- **The exercise**
Work through the entries below and report how many lines include "structured". The number alone is the answer.

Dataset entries

▼

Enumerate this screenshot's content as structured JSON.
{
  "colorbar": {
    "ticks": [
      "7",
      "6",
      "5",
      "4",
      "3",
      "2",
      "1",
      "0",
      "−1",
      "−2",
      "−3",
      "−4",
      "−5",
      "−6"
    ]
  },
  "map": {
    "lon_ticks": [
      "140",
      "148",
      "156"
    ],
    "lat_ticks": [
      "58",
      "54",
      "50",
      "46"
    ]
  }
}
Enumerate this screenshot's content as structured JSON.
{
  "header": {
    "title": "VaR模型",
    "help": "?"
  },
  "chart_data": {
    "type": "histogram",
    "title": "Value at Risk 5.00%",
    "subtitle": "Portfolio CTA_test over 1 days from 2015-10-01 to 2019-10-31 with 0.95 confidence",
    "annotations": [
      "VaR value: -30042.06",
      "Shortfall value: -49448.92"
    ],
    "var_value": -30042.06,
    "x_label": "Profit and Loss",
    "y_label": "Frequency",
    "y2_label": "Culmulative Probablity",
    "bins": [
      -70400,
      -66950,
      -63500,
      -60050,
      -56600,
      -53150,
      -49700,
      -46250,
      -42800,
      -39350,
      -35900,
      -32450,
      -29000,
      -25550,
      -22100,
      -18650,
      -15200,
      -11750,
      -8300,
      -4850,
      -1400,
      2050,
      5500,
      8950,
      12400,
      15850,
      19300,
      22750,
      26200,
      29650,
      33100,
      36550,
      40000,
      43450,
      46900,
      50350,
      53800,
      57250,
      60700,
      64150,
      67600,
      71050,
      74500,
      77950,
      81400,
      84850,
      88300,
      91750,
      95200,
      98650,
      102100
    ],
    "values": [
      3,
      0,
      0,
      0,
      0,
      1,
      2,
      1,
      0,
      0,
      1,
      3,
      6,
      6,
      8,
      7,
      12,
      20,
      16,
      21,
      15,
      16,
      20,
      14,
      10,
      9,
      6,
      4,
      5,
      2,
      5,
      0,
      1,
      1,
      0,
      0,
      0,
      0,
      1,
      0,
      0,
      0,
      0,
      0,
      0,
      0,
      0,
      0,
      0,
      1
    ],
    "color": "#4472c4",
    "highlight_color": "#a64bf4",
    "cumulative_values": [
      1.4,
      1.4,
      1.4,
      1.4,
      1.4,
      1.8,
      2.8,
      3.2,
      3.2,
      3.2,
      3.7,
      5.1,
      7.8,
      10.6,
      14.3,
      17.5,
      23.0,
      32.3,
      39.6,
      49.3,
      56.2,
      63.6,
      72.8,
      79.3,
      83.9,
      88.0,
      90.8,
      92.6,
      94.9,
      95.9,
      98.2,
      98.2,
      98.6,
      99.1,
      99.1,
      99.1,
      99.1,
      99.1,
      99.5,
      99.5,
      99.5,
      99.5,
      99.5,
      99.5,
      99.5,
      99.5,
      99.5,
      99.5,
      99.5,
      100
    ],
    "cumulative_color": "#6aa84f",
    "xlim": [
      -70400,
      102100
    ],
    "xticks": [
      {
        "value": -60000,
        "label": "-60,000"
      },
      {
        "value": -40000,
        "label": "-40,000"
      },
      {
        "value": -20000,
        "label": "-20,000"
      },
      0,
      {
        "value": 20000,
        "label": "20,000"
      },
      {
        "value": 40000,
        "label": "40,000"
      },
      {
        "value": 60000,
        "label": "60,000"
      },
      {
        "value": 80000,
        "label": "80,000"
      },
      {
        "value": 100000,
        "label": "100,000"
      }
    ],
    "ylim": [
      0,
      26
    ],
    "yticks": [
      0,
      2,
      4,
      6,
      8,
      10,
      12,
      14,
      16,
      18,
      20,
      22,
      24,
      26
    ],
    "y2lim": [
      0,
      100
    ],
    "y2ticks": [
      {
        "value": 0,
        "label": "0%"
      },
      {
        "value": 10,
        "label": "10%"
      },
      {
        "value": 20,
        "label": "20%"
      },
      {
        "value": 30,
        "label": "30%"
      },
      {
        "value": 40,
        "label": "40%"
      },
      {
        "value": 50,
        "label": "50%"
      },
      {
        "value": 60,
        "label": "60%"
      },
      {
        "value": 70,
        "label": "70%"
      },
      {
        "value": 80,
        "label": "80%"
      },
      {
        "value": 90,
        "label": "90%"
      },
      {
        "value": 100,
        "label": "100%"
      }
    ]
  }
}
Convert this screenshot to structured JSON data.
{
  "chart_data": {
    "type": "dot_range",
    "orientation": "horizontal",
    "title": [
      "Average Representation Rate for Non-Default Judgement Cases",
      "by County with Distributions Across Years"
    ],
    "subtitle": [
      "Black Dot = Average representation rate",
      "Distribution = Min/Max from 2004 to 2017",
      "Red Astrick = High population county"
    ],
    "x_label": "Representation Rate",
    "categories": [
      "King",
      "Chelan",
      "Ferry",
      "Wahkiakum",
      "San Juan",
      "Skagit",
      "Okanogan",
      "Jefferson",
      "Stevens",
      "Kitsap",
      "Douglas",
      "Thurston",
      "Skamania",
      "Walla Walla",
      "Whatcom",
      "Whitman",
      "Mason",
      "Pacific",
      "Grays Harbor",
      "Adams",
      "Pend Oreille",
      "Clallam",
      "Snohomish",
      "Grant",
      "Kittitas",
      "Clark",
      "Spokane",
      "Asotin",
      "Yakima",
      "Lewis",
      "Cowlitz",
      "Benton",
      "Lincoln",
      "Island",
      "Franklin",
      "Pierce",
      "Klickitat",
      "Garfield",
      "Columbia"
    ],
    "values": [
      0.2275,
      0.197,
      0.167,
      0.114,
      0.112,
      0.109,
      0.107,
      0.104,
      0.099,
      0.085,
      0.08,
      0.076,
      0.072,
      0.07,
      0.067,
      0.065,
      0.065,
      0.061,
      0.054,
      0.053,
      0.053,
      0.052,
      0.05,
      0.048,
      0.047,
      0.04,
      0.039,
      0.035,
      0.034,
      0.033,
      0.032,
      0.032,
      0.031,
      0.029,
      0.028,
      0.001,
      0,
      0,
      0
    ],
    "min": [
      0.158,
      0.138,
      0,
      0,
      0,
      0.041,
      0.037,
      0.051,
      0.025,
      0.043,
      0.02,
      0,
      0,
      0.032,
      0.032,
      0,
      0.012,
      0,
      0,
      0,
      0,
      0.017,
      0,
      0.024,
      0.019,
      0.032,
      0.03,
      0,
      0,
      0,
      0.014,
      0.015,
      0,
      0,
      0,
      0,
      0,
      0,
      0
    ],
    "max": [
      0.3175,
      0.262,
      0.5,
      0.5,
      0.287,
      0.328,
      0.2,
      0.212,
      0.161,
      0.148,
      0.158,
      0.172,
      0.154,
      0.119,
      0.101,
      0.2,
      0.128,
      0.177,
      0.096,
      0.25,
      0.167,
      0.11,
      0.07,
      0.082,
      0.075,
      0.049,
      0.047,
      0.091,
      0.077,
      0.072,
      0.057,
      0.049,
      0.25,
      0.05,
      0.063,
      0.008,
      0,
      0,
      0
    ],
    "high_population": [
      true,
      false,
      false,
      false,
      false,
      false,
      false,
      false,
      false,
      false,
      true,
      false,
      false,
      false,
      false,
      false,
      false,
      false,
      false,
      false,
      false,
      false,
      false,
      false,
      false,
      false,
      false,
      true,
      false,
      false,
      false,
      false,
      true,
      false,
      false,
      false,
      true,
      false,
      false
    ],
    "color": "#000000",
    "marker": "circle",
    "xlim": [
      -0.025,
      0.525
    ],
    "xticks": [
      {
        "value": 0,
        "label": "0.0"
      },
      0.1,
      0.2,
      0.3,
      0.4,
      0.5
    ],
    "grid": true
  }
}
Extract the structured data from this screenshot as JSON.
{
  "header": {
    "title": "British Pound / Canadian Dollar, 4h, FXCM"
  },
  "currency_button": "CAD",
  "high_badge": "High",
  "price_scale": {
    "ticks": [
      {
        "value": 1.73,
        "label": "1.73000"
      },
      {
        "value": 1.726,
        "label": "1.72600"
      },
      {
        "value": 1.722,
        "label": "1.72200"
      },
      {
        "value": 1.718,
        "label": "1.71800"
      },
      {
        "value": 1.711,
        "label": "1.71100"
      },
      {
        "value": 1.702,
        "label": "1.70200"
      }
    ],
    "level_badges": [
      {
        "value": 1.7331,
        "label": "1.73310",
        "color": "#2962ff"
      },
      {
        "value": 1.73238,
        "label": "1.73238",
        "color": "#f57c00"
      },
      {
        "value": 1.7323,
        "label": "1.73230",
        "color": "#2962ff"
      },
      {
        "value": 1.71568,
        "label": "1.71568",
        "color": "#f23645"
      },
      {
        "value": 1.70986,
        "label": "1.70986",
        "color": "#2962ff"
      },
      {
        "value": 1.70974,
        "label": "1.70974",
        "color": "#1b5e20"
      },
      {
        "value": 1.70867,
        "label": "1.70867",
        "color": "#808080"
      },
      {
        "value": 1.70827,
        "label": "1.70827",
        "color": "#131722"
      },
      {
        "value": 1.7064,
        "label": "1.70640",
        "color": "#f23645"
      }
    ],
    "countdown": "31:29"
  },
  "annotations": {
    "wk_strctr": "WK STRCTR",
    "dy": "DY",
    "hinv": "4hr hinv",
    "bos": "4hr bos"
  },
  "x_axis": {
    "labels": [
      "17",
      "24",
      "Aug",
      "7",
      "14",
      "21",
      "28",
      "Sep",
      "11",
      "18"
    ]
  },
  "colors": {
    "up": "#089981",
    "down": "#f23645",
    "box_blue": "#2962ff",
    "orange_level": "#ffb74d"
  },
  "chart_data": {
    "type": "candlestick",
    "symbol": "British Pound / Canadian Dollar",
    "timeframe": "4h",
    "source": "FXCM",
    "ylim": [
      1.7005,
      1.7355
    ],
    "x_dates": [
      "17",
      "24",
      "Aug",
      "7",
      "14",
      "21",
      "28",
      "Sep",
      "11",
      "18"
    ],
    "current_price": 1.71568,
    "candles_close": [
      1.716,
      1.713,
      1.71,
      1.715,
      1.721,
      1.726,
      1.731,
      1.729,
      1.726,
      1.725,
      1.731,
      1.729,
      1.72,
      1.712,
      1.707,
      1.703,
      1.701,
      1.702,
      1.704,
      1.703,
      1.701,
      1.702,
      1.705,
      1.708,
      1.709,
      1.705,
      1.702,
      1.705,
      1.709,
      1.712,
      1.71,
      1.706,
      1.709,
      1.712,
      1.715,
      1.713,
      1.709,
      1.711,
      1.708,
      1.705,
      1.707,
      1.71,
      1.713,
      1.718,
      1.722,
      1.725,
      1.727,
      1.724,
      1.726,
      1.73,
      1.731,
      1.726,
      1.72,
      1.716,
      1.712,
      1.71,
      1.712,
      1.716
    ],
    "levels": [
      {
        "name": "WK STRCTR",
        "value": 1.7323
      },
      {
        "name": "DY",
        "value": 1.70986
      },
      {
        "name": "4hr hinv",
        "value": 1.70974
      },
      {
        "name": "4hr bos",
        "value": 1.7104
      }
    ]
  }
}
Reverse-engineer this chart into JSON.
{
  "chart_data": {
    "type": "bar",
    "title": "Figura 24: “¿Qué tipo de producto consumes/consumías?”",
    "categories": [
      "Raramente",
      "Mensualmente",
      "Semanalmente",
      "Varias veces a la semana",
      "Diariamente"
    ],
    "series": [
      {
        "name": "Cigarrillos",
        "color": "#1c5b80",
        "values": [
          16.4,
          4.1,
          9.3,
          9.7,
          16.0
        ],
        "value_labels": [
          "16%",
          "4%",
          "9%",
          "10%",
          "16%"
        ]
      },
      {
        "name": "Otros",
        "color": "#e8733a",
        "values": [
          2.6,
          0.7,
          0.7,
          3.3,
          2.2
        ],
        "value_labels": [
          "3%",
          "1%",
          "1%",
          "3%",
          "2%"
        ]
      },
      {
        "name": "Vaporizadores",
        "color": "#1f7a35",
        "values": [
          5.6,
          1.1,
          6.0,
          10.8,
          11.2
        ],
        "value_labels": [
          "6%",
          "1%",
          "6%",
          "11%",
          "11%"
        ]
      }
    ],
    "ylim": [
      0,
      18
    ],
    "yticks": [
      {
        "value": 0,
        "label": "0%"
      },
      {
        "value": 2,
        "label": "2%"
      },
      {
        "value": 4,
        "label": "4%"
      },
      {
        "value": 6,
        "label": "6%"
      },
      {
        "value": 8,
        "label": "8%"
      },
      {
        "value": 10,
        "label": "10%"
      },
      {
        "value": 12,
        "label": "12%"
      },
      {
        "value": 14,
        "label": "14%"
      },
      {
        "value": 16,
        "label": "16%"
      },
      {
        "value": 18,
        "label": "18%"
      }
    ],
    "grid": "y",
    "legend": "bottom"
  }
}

▲

- **Full solution**
4